These instructions will help you set up a local copy of GuPT for development and testing purposes.
- Python 3.8+: Ensure you have Python installed.
- pip: Python package manager.
- OpenAI API Key: Required for embedding and text generation. Obtain one from OpenAI's website.
- Clone the Repository
git clone https://github.com/faerazo/DIT247-NLP-Final-Project.git
cd DIT247-NLP-Final-Project
- Set Up Your
.env
File
Create a file named .env
in the project root and include your OpenAI API Key:
OPENAI_API_KEY=[YOUR_API_KEY]
- Install Required Libraries
pip install -r requirements.txt
Once you have the environment set up and the necessary dependencies installed, you can run GuPT and interact with the RAG Chatbot.

## Supplied material

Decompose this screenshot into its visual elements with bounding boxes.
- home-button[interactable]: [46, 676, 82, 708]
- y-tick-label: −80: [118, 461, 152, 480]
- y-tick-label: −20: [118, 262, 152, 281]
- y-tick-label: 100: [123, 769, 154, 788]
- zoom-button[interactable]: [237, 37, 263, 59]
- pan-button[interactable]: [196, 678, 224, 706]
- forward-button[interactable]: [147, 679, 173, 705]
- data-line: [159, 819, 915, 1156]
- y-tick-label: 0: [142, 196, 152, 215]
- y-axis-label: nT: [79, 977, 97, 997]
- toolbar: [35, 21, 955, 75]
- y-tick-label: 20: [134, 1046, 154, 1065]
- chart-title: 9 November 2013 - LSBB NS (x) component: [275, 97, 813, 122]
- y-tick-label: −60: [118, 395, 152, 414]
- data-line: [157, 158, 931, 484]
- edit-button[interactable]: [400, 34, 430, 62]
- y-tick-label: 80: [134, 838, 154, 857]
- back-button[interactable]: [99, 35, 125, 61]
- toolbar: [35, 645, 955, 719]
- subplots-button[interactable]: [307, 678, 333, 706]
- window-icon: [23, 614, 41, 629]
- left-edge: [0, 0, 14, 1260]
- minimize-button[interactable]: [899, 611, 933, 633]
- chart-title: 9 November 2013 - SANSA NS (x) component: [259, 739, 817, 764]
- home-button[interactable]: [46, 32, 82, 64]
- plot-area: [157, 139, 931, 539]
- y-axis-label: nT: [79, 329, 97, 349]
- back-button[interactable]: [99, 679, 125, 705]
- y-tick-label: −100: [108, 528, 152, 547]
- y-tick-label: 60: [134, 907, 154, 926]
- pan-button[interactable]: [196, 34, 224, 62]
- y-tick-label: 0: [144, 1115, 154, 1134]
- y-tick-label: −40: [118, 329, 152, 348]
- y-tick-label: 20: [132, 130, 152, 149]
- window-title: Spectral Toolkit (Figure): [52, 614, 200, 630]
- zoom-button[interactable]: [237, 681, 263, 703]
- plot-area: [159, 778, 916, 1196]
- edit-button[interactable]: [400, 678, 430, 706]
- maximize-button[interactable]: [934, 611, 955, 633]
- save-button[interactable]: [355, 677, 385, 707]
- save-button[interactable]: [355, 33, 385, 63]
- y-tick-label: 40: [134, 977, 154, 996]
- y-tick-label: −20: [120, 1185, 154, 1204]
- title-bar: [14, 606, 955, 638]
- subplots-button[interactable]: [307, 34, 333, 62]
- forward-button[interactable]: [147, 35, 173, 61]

## Problem set
(A) In the GuPT setup instructions, why is an OpenAI API Key needed? Answer in one to three sentences.
(B) Please state the minimum Python version the GuPT setup instructions call for.
(C) Carry on the GuPT setup instructions from the point where they stop.

## Responses
(A) An OpenAI API Key is required because GuPT uses it for embedding and text generation.

(B) Python 3.8 or later.

(C)
- Start the GuPT RAG Chatbot
python rag.py
- Ask Your Questions
Simply type your question or query into the chatbot interface or use one of the provided template questions.
Data from the GU courses and programs is crawled from the GU website and stored in the data
folder. The process is summarized in the following diagram:
The architecture of GuPT is shown in the following diagram:
To evaluate GuPT’s responses on the test set (or a subset of it), run the following command:
python run_evaluation.py --subset 3
Where --subset 3
indicates the subset of the test data you want to evaluate. Adjust this value as needed.